THE TASK: Work out how many lines in the entries contain the string "title", and give nothing but that number.
[begin DATA ROWS]
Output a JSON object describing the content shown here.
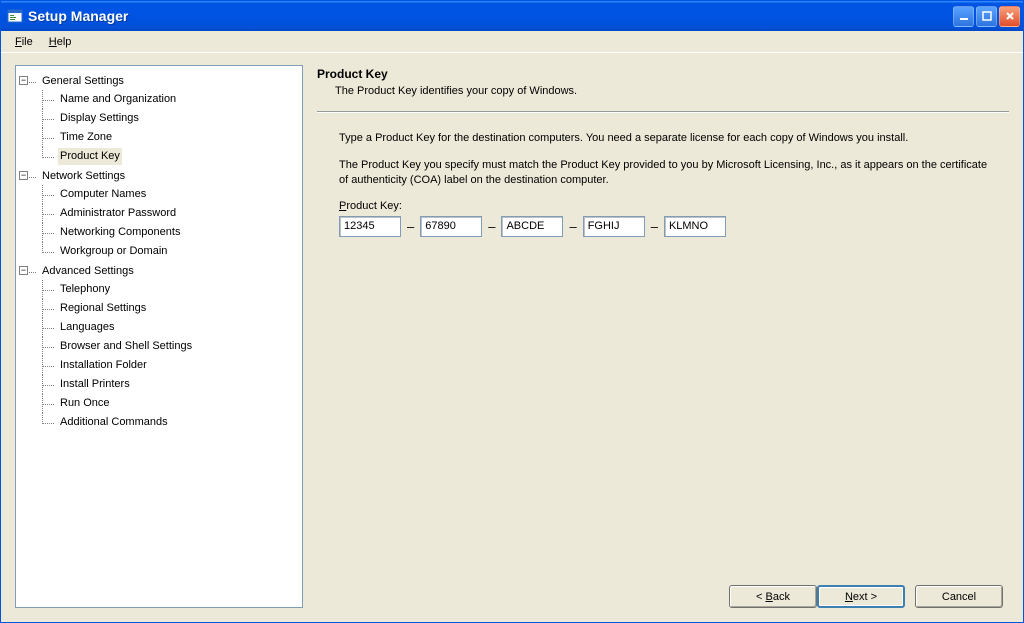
{
  "window": {
    "title": "Setup Manager"
  },
  "menubar": {
    "file": "File",
    "help": "Help"
  },
  "tree": {
    "general": {
      "label": "General Settings",
      "children": {
        "name_org": "Name and Organization",
        "display": "Display Settings",
        "timezone": "Time Zone",
        "product_key": "Product Key"
      }
    },
    "network": {
      "label": "Network Settings",
      "children": {
        "computer_names": "Computer Names",
        "admin_password": "Administrator Password",
        "net_components": "Networking Components",
        "workgroup": "Workgroup or Domain"
      }
    },
    "advanced": {
      "label": "Advanced Settings",
      "children": {
        "telephony": "Telephony",
        "regional": "Regional Settings",
        "languages": "Languages",
        "browser_shell": "Browser and Shell Settings",
        "install_folder": "Installation Folder",
        "install_printers": "Install Printers",
        "run_once": "Run Once",
        "additional_cmds": "Additional Commands"
      }
    }
  },
  "main": {
    "title": "Product Key",
    "description": "The Product Key identifies your copy of Windows.",
    "p1": "Type a Product Key for the destination computers. You need a separate license for each copy of Windows you install.",
    "p2": "The Product Key you specify must match the Product Key provided to you by Microsoft Licensing, Inc., as it appears on the certificate of authenticity (COA) label on the destination computer.",
    "pk_label": "Product Key:",
    "pk_segments": [
      "12345",
      "67890",
      "ABCDE",
      "FGHIJ",
      "KLMNO"
    ]
  },
  "buttons": {
    "back": "< Back",
    "next": "Next >",
    "cancel": "Cancel"
  }
}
[end DATA ROWS]
THE OUTPUT: 2